Scan the material below for lines with the word "icon" and report how many there are, with nothing added.

TASK INPUTS -
::::::

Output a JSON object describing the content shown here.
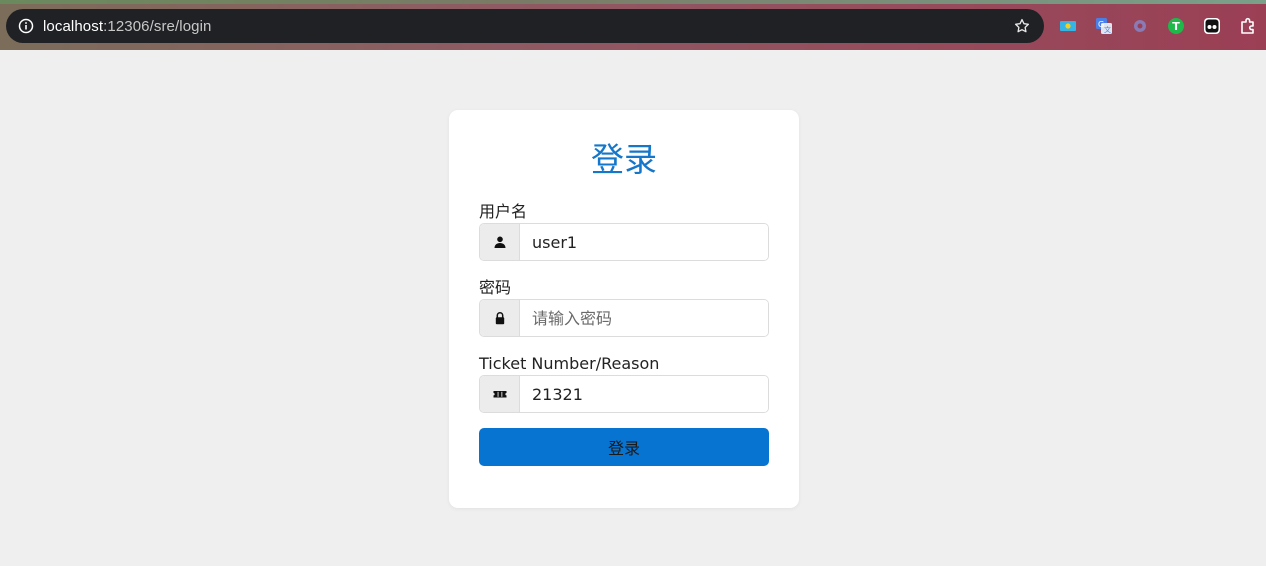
{
  "browser": {
    "url_host": "localhost",
    "url_path": ":12306/sre/login",
    "extensions": [
      "kazakhstan-flag-icon",
      "google-translate-icon",
      "gear-icon",
      "green-t-icon",
      "ghostery-icon",
      "puzzle-icon"
    ]
  },
  "login": {
    "title": "登录",
    "username": {
      "label": "用户名",
      "value": "user1",
      "icon": "user-icon"
    },
    "password": {
      "label": "密码",
      "placeholder": "请输入密码",
      "value": "",
      "icon": "lock-icon"
    },
    "ticket": {
      "label": "Ticket Number/Reason",
      "value": "21321",
      "icon": "ticket-icon"
    },
    "submit_label": "登录"
  },
  "colors": {
    "accent": "#1477c9",
    "button": "#0874d1",
    "page_bg": "#efefef"
  }
}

::::::

RESPONSE BELOW -
9